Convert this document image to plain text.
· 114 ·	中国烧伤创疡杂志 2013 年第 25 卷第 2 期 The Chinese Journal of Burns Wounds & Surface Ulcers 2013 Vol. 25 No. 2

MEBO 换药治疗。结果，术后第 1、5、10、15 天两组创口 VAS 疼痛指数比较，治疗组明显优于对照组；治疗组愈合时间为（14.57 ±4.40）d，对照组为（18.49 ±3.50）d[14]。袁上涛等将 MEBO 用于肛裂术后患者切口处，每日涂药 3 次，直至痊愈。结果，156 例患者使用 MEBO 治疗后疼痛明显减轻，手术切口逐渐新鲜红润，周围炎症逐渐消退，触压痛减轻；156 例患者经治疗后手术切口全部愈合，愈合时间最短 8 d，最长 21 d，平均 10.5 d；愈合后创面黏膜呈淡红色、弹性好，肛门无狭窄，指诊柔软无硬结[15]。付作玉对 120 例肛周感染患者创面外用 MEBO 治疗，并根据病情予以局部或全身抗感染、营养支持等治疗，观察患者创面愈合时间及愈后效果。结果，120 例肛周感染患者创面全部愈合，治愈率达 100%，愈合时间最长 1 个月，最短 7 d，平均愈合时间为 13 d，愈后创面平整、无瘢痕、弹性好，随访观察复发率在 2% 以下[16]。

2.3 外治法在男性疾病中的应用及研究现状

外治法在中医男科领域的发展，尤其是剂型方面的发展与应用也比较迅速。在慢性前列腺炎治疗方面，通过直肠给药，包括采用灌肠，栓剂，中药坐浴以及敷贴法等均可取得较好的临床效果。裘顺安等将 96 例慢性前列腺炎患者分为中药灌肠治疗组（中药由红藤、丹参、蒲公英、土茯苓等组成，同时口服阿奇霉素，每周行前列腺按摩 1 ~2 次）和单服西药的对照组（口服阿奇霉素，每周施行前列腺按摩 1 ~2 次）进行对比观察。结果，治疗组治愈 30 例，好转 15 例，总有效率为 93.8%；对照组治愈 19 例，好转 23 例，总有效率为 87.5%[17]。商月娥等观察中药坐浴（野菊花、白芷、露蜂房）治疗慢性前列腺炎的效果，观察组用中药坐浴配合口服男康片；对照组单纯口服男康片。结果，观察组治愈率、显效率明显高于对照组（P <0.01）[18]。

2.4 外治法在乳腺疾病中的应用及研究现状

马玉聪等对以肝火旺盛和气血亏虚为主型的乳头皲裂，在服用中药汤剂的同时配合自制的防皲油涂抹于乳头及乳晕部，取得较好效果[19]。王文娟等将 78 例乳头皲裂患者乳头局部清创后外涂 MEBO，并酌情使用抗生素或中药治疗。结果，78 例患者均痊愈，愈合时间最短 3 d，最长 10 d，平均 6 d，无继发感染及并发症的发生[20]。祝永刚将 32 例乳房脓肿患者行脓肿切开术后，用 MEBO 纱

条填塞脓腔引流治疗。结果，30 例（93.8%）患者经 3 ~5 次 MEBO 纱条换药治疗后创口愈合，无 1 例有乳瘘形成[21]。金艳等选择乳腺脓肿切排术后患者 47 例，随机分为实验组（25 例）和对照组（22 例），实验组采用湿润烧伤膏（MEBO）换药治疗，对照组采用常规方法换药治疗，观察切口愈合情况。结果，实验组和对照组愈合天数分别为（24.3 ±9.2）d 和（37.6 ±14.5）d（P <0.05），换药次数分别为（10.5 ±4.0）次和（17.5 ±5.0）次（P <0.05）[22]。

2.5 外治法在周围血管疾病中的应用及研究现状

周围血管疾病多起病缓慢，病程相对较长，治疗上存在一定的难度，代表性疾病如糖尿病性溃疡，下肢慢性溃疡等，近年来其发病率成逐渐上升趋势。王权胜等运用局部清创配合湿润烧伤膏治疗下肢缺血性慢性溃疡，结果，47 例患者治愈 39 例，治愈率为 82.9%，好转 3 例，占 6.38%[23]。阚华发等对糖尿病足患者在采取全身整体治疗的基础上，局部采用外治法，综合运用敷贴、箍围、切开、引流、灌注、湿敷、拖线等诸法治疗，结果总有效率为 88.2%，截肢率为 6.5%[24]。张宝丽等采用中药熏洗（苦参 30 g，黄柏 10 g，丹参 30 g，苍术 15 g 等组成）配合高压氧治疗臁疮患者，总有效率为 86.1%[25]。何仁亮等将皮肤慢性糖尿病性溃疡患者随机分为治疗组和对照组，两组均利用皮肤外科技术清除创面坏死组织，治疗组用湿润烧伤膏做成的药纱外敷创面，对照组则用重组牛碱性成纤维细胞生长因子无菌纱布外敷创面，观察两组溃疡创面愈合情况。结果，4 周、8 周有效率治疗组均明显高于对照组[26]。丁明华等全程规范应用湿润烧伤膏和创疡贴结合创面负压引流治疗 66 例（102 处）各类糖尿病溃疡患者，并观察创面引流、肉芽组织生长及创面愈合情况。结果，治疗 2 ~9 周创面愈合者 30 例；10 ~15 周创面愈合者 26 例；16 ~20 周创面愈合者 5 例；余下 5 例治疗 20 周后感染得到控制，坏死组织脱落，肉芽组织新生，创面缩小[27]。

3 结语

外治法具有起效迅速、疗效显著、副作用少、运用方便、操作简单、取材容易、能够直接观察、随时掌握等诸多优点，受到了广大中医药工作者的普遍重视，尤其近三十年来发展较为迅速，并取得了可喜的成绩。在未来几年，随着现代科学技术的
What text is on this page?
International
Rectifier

• • •

■ REQUIREMENT:
Extract all lines as given.

■ ANSWER IN FULL:
Convert this document image to plain text.
· 114 ·	中国烧伤创疡杂志 2013 年第 25 卷第 2 期 The Chinese Journal of Burns Wounds & Surface Ulcers 2013 Vol. 25 No. 2

MEBO 换药治疗。结果，术后第 1、5、10、15 天两组创口 VAS 疼痛指数比较，治疗组明显优于对照组；治疗组愈合时间为（14.57 ±4.40）d，对照组为（18.49 ±3.50）d[14]。袁上涛等将 MEBO 用于肛裂术后患者切口处，每日涂药 3 次，直至痊愈。结果，156 例患者使用 MEBO 治疗后疼痛明显减轻，手术切口逐渐新鲜红润，周围炎症逐渐消退，触压痛减轻；156 例患者经治疗后手术切口全部愈合，愈合时间最短 8 d，最长 21 d，平均 10.5 d；愈合后创面黏膜呈淡红色、弹性好，肛门无狭窄，指诊柔软无硬结[15]。付作玉对 120 例肛周感染患者创面外用 MEBO 治疗，并根据病情予以局部或全身抗感染、营养支持等治疗，观察患者创面愈合时间及愈后效果。结果，120 例肛周感染患者创面全部愈合，治愈率达 100%，愈合时间最长 1 个月，最短 7 d，平均愈合时间为 13 d，愈后创面平整、无瘢痕、弹性好，随访观察复发率在 2% 以下[16]。

2.3 外治法在男性疾病中的应用及研究现状

外治法在中医男科领域的发展，尤其是剂型方面的发展与应用也比较迅速。在慢性前列腺炎治疗方面，通过直肠给药，包括采用灌肠，栓剂，中药坐浴以及敷贴法等均可取得较好的临床效果。裘顺安等将 96 例慢性前列腺炎患者分为中药灌肠治疗组（中药由红藤、丹参、蒲公英、土茯苓等组成，同时口服阿奇霉素，每周行前列腺按摩 1 ~2 次）和单服西药的对照组（口服阿奇霉素，每周施行前列腺按摩 1 ~2 次）进行对比观察。结果，治疗组治愈 30 例，好转 15 例，总有效率为 93.8%；对照组治愈 19 例，好转 23 例，总有效率为 87.5%[17]。商月娥等观察中药坐浴（野菊花、白芷、露蜂房）治疗慢性前列腺炎的效果，观察组用中药坐浴配合口服男康片；对照组单纯口服男康片。结果，观察组治愈率、显效率明显高于对照组（P <0.01）[18]。

2.4 外治法在乳腺疾病中的应用及研究现状

马玉聪等对以肝火旺盛和气血亏虚为主型的乳头皲裂，在服用中药汤剂的同时配合自制的防皲油涂抹于乳头及乳晕部，取得较好效果[19]。王文娟等将 78 例乳头皲裂患者乳头局部清创后外涂 MEBO，并酌情使用抗生素或中药治疗。结果，78 例患者均痊愈，愈合时间最短 3 d，最长 10 d，平均 6 d，无继发感染及并发症的发生[20]。祝永刚将 32 例乳房脓肿患者行脓肿切开术后，用 MEBO 纱

条填塞脓腔引流治疗。结果，30 例（93.8%）患者经 3 ~5 次 MEBO 纱条换药治疗后创口愈合，无 1 例有乳瘘形成[21]。金艳等选择乳腺脓肿切排术后患者 47 例，随机分为实验组（25 例）和对照组（22 例），实验组采用湿润烧伤膏（MEBO）换药治疗，对照组采用常规方法换药治疗，观察切口愈合情况。结果，实验组和对照组愈合天数分别为（24.3 ±9.2）d 和（37.6 ±14.5）d（P <0.05），换药次数分别为（10.5 ±4.0）次和（17.5 ±5.0）次（P <0.05）[22]。

2.5 外治法在周围血管疾病中的应用及研究现状

周围血管疾病多起病缓慢，病程相对较长，治疗上存在一定的难度，代表性疾病如糖尿病性溃疡，下肢慢性溃疡等，近年来其发病率成逐渐上升趋势。王权胜等运用局部清创配合湿润烧伤膏治疗下肢缺血性慢性溃疡，结果，47 例患者治愈 39 例，治愈率为 82.9%，好转 3 例，占 6.38%[23]。阚华发等对糖尿病足患者在采取全身整体治疗的基础上，局部采用外治法，综合运用敷贴、箍围、切开、引流、灌注、湿敷、拖线等诸法治疗，结果总有效率为 88.2%，截肢率为 6.5%[24]。张宝丽等采用中药熏洗（苦参 30 g，黄柏 10 g，丹参 30 g，苍术 15 g 等组成）配合高压氧治疗臁疮患者，总有效率为 86.1%[25]。何仁亮等将皮肤慢性糖尿病性溃疡患者随机分为治疗组和对照组，两组均利用皮肤外科技术清除创面坏死组织，治疗组用湿润烧伤膏做成的药纱外敷创面，对照组则用重组牛碱性成纤维细胞生长因子无菌纱布外敷创面，观察两组溃疡创面愈合情况。结果，4 周、8 周有效率治疗组均明显高于对照组[26]。丁明华等全程规范应用湿润烧伤膏和创疡贴结合创面负压引流治疗 66 例（102 处）各类糖尿病溃疡患者，并观察创面引流、肉芽组织生长及创面愈合情况。结果，治疗 2 ~9 周创面愈合者 30 例；10 ~15 周创面愈合者 26 例；16 ~20 周创面愈合者 5 例；余下 5 例治疗 20 周后感染得到控制，坏死组织脱落，肉芽组织新生，创面缩小[27]。

3 结语

外治法具有起效迅速、疗效显著、副作用少、运用方便、操作简单、取材容易、能够直接观察、随时掌握等诸多优点，受到了广大中医药工作者的普遍重视，尤其近三十年来发展较为迅速，并取得了可喜的成绩。在未来几年，随着现代科学技术的
What text is on this page?
International
Rectifier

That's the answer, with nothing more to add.